Wherever the word "xlabel" appears in a line, copy that line.
◇ ◇ ◇ ◇ ◇
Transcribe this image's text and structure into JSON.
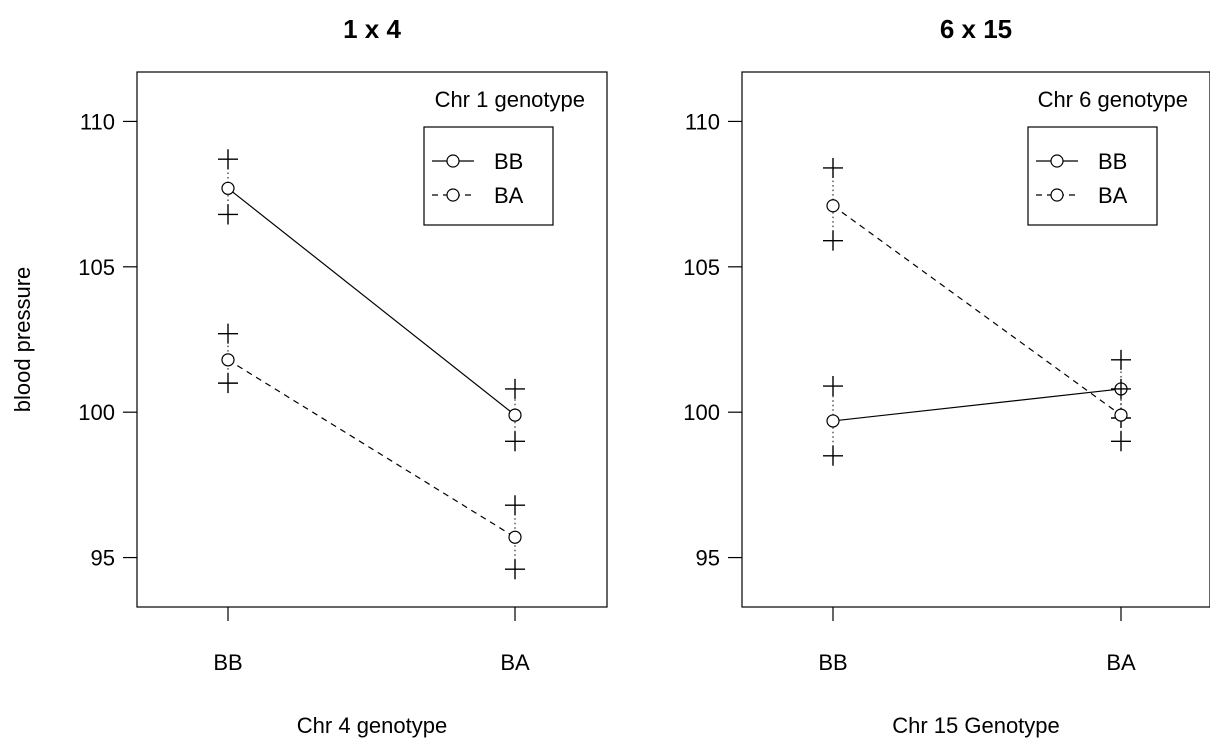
{
  "chart_data": [
    {
      "type": "line",
      "title": "1 x 4",
      "xlabel": "Chr 4 genotype",
      "ylabel": "blood pressure",
      "categories": [
        "BB",
        "BA"
      ],
      "ylim": [
        93.3,
        111.7
      ],
      "yticks": [
        95,
        100,
        105,
        110
      ],
      "legend_title": "Chr 1 genotype",
      "legend_position": "top-right",
      "series": [
        {
          "name": "BB",
          "linestyle": "solid",
          "values": [
            107.7,
            99.9
          ],
          "lower": [
            106.8,
            99.0
          ],
          "upper": [
            108.7,
            100.8
          ]
        },
        {
          "name": "BA",
          "linestyle": "dashed",
          "values": [
            101.8,
            95.7
          ],
          "lower": [
            101.0,
            94.6
          ],
          "upper": [
            102.7,
            96.8
          ]
        }
      ]
    },
    {
      "type": "line",
      "title": "6 x 15",
      "xlabel": "Chr 15 Genotype",
      "ylabel": "",
      "categories": [
        "BB",
        "BA"
      ],
      "ylim": [
        93.3,
        111.7
      ],
      "yticks": [
        95,
        100,
        105,
        110
      ],
      "legend_title": "Chr 6 genotype",
      "legend_position": "top-right",
      "series": [
        {
          "name": "BB",
          "linestyle": "solid",
          "values": [
            99.7,
            100.8
          ],
          "lower": [
            98.5,
            99.8
          ],
          "upper": [
            100.9,
            101.8
          ]
        },
        {
          "name": "BA",
          "linestyle": "dashed",
          "values": [
            107.1,
            99.9
          ],
          "lower": [
            105.9,
            99.0
          ],
          "upper": [
            108.4,
            100.8
          ]
        }
      ]
    }
  ]
}
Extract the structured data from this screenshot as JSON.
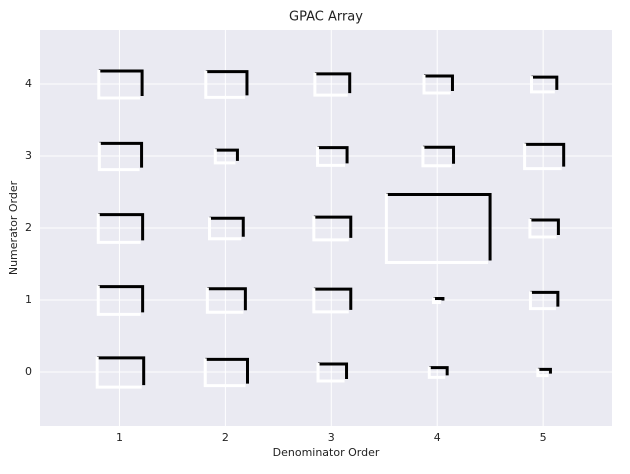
◇ ◇ ◇ ◇ ◇
_REPLY_
      "xlabel": "Chr 4 genotype",
      "xlabel": "Chr 15 Genotype",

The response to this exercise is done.